* Data in this exercise
····················

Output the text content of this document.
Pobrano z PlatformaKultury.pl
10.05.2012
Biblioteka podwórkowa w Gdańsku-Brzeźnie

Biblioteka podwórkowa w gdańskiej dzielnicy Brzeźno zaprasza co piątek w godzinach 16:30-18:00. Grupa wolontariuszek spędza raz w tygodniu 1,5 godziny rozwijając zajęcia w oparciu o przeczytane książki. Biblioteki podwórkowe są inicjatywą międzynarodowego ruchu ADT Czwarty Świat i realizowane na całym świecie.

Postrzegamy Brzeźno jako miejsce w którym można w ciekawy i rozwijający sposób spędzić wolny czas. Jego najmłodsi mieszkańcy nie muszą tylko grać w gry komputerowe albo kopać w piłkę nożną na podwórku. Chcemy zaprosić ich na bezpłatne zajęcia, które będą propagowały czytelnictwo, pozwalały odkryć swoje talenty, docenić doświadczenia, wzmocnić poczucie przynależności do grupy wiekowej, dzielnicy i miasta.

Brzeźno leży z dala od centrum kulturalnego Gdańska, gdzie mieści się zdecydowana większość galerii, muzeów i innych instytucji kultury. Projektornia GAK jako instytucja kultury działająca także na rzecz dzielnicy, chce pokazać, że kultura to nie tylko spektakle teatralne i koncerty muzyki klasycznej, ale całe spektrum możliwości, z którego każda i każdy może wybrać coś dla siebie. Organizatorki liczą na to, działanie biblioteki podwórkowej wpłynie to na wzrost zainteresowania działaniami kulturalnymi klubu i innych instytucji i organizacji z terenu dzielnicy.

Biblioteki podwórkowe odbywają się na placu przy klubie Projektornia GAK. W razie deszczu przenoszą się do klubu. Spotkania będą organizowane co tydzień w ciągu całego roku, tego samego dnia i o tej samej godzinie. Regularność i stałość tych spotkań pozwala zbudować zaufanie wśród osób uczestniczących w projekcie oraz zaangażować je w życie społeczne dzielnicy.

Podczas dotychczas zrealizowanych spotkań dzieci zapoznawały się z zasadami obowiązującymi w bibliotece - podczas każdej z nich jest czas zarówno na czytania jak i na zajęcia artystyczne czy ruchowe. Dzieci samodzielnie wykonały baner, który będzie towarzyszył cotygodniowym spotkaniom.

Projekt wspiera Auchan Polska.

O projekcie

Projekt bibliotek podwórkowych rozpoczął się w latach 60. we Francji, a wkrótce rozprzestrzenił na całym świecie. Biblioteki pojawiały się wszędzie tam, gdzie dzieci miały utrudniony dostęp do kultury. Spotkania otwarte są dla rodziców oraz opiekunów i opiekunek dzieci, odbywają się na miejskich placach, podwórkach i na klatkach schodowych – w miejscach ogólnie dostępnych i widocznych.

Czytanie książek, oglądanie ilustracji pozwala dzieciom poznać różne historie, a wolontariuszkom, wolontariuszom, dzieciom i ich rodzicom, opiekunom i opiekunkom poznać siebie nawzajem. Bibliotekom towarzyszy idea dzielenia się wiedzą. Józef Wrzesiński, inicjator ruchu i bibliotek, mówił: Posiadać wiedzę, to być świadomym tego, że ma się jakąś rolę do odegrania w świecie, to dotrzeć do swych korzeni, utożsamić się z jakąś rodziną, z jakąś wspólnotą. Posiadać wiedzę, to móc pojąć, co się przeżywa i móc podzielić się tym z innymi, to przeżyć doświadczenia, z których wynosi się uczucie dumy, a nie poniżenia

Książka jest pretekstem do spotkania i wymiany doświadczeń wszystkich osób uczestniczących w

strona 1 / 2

····················

* Stated goal
Write the data from above out again, exactly.

* Response
Output the text content of this document.
Pobrano z PlatformaKultury.pl
10.05.2012
Biblioteka podwórkowa w Gdańsku-Brzeźnie

Biblioteka podwórkowa w gdańskiej dzielnicy Brzeźno zaprasza co piątek w godzinach 16:30-18:00. Grupa wolontariuszek spędza raz w tygodniu 1,5 godziny rozwijając zajęcia w oparciu o przeczytane książki. Biblioteki podwórkowe są inicjatywą międzynarodowego ruchu ADT Czwarty Świat i realizowane na całym świecie.

Postrzegamy Brzeźno jako miejsce w którym można w ciekawy i rozwijający sposób spędzić wolny czas. Jego najmłodsi mieszkańcy nie muszą tylko grać w gry komputerowe albo kopać w piłkę nożną na podwórku. Chcemy zaprosić ich na bezpłatne zajęcia, które będą propagowały czytelnictwo, pozwalały odkryć swoje talenty, docenić doświadczenia, wzmocnić poczucie przynależności do grupy wiekowej, dzielnicy i miasta.

Brzeźno leży z dala od centrum kulturalnego Gdańska, gdzie mieści się zdecydowana większość galerii, muzeów i innych instytucji kultury. Projektornia GAK jako instytucja kultury działająca także na rzecz dzielnicy, chce pokazać, że kultura to nie tylko spektakle teatralne i koncerty muzyki klasycznej, ale całe spektrum możliwości, z którego każda i każdy może wybrać coś dla siebie. Organizatorki liczą na to, działanie biblioteki podwórkowej wpłynie to na wzrost zainteresowania działaniami kulturalnymi klubu i innych instytucji i organizacji z terenu dzielnicy.

Biblioteki podwórkowe odbywają się na placu przy klubie Projektornia GAK. W razie deszczu przenoszą się do klubu. Spotkania będą organizowane co tydzień w ciągu całego roku, tego samego dnia i o tej samej godzinie. Regularność i stałość tych spotkań pozwala zbudować zaufanie wśród osób uczestniczących w projekcie oraz zaangażować je w życie społeczne dzielnicy.

Podczas dotychczas zrealizowanych spotkań dzieci zapoznawały się z zasadami obowiązującymi w bibliotece - podczas każdej z nich jest czas zarówno na czytania jak i na zajęcia artystyczne czy ruchowe. Dzieci samodzielnie wykonały baner, który będzie towarzyszył cotygodniowym spotkaniom.

Projekt wspiera Auchan Polska.

O projekcie

Projekt bibliotek podwórkowych rozpoczął się w latach 60. we Francji, a wkrótce rozprzestrzenił na całym świecie. Biblioteki pojawiały się wszędzie tam, gdzie dzieci miały utrudniony dostęp do kultury. Spotkania otwarte są dla rodziców oraz opiekunów i opiekunek dzieci, odbywają się na miejskich placach, podwórkach i na klatkach schodowych – w miejscach ogólnie dostępnych i widocznych.

Czytanie książek, oglądanie ilustracji pozwala dzieciom poznać różne historie, a wolontariuszkom, wolontariuszom, dzieciom i ich rodzicom, opiekunom i opiekunkom poznać siebie nawzajem. Bibliotekom towarzyszy idea dzielenia się wiedzą. Józef Wrzesiński, inicjator ruchu i bibliotek, mówił: Posiadać wiedzę, to być świadomym tego, że ma się jakąś rolę do odegrania w świecie, to dotrzeć do swych korzeni, utożsamić się z jakąś rodziną, z jakąś wspólnotą. Posiadać wiedzę, to móc pojąć, co się przeżywa i móc podzielić się tym z innymi, to przeżyć doświadczenia, z których wynosi się uczucie dumy, a nie poniżenia

Książka jest pretekstem do spotkania i wymiany doświadczeń wszystkich osób uczestniczących w

strona 1 / 2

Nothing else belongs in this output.